◆ Exercise aim ◆
Lines containing "сложных" are to be counted. Give the number and nothing more.

◆ Extracted records ◆
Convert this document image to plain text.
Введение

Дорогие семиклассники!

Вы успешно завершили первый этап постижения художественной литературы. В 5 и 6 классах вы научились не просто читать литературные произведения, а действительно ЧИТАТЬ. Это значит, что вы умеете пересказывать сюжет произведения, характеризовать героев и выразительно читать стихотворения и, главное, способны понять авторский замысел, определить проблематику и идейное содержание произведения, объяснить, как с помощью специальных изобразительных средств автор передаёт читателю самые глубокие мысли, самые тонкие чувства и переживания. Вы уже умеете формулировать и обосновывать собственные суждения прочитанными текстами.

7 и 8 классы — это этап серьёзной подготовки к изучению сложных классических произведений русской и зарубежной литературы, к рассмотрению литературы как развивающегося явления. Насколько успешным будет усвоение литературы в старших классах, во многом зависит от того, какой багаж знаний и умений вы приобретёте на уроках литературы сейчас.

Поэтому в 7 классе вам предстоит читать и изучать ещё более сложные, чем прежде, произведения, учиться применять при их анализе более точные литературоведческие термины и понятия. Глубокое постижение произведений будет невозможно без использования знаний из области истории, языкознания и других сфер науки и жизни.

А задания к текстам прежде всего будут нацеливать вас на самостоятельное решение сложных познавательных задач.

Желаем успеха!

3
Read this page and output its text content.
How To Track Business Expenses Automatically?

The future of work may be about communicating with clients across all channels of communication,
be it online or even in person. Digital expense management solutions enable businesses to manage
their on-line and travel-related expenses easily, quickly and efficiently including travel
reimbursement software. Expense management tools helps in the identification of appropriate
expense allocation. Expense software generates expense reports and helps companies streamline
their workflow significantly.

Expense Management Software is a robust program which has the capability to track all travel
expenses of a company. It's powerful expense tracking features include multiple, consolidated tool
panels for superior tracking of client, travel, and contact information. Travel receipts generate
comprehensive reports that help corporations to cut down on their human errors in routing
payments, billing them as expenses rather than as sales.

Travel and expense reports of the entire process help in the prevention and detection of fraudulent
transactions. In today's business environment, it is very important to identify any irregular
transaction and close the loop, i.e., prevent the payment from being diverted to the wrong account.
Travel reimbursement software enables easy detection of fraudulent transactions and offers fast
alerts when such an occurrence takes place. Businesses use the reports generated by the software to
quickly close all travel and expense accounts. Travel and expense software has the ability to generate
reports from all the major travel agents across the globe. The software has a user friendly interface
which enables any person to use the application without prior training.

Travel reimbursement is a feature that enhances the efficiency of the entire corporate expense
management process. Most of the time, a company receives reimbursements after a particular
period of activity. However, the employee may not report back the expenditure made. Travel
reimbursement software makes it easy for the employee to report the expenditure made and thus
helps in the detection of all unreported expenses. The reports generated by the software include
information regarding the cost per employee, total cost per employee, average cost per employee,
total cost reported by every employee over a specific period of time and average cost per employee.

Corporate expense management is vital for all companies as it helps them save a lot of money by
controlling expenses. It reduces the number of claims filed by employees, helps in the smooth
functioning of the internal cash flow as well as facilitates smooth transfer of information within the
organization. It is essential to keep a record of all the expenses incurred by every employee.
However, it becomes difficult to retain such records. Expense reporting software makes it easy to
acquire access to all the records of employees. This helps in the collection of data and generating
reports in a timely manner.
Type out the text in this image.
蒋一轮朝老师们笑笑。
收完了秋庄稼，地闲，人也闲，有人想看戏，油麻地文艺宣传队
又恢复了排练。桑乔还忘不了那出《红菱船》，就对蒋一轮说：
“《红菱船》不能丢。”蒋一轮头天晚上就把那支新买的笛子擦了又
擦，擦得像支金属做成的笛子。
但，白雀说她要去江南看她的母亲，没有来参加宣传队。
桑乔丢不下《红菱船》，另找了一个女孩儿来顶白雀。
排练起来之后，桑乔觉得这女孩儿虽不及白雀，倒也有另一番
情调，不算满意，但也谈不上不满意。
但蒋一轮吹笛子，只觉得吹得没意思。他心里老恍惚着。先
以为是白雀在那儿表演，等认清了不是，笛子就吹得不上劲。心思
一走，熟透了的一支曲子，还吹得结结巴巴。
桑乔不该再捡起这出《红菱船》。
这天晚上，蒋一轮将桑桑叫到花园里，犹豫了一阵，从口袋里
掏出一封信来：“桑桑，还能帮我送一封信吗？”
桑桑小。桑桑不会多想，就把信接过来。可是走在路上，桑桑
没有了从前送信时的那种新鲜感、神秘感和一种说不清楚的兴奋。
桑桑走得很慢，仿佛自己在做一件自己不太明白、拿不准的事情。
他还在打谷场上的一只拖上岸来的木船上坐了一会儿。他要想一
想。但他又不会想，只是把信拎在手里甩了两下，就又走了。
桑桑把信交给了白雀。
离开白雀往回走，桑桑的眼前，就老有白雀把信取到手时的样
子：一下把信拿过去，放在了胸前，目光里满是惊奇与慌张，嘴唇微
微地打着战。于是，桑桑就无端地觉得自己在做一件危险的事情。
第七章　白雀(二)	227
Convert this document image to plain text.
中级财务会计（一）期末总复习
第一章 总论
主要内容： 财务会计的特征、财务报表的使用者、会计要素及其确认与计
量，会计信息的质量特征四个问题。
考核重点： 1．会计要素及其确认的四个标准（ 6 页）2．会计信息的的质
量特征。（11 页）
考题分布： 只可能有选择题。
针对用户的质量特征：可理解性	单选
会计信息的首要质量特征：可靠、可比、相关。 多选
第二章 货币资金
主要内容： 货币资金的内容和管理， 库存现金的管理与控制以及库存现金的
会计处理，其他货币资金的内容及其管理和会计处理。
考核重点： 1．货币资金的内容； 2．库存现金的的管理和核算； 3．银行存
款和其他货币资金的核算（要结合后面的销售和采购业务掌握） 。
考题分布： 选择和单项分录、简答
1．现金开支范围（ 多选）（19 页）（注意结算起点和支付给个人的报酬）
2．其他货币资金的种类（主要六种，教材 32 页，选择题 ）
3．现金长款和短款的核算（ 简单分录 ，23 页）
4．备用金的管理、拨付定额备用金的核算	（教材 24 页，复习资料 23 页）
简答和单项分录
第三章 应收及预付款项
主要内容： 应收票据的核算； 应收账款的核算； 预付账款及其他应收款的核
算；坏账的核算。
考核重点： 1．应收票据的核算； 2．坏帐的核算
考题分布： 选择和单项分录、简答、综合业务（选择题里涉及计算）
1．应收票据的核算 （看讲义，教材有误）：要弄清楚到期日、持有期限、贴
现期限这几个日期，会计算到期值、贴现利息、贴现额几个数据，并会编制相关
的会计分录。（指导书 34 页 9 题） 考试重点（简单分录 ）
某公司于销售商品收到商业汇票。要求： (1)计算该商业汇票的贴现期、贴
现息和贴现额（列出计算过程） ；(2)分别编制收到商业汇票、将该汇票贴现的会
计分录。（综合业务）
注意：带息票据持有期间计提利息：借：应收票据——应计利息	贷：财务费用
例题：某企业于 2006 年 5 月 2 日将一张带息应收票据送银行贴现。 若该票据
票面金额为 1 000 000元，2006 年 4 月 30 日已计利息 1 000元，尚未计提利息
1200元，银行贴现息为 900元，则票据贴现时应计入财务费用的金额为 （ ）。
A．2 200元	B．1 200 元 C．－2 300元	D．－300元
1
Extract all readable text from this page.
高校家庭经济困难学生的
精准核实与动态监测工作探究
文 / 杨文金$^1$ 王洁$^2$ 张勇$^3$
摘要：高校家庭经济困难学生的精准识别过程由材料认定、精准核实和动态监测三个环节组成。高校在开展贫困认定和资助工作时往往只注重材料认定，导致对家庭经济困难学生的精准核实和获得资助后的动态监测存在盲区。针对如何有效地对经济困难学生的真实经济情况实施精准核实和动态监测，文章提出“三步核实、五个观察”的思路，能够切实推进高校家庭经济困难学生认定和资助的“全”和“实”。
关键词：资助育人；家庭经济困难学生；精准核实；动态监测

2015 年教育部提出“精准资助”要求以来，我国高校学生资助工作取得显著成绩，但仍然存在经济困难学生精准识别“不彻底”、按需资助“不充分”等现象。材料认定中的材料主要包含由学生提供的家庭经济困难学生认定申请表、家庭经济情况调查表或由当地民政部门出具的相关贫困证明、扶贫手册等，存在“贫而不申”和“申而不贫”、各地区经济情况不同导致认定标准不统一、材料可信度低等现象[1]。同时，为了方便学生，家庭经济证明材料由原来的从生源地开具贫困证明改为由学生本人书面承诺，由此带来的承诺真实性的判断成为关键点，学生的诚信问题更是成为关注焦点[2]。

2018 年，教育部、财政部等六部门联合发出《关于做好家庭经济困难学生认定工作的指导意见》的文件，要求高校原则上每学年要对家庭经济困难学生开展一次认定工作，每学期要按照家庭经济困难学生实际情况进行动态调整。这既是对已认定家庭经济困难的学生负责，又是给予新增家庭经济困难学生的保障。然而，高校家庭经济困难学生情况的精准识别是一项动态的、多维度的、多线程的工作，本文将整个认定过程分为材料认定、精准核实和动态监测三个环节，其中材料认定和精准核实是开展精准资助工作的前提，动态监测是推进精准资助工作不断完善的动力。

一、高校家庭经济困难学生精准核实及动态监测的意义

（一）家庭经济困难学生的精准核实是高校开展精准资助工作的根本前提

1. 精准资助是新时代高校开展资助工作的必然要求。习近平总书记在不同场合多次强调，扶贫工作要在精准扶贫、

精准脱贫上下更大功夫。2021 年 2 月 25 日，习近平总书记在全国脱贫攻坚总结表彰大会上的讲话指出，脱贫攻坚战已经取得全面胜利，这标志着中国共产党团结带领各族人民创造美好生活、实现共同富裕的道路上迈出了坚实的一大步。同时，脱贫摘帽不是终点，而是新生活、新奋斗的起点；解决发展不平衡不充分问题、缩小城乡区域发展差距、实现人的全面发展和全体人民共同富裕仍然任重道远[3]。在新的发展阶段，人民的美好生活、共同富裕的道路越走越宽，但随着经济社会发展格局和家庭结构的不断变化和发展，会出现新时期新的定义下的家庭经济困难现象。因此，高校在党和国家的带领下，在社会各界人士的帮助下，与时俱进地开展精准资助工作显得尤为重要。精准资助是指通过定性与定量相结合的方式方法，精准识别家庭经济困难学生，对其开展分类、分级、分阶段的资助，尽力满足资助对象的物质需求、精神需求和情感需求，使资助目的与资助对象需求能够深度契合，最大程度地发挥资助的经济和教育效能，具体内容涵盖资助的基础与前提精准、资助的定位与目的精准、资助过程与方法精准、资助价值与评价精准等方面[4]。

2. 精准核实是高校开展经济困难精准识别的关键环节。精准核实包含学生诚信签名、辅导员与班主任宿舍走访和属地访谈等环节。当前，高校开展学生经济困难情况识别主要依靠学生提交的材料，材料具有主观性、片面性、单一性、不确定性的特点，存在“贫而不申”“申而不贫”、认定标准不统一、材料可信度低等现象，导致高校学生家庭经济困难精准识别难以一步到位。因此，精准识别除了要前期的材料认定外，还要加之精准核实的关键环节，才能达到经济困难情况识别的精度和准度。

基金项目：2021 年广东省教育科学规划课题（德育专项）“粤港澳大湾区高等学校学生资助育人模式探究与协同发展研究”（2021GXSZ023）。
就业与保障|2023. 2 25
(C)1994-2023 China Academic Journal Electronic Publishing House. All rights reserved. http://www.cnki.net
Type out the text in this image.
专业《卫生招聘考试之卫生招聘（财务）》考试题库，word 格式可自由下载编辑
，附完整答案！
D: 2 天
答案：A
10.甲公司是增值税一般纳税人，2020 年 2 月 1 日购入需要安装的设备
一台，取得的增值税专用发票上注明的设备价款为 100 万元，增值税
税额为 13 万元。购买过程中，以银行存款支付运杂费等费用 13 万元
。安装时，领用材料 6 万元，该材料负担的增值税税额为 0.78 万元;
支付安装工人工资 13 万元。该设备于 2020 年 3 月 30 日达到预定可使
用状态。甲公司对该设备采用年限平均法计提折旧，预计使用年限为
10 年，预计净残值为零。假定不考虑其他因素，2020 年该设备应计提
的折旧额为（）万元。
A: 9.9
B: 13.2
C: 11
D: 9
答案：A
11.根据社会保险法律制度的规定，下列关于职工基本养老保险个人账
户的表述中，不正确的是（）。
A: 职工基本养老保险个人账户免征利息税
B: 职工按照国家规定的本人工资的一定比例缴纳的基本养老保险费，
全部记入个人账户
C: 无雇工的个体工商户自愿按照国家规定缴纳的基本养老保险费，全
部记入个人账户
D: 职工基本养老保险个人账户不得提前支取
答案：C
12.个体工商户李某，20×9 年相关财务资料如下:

◆ The response ◆
2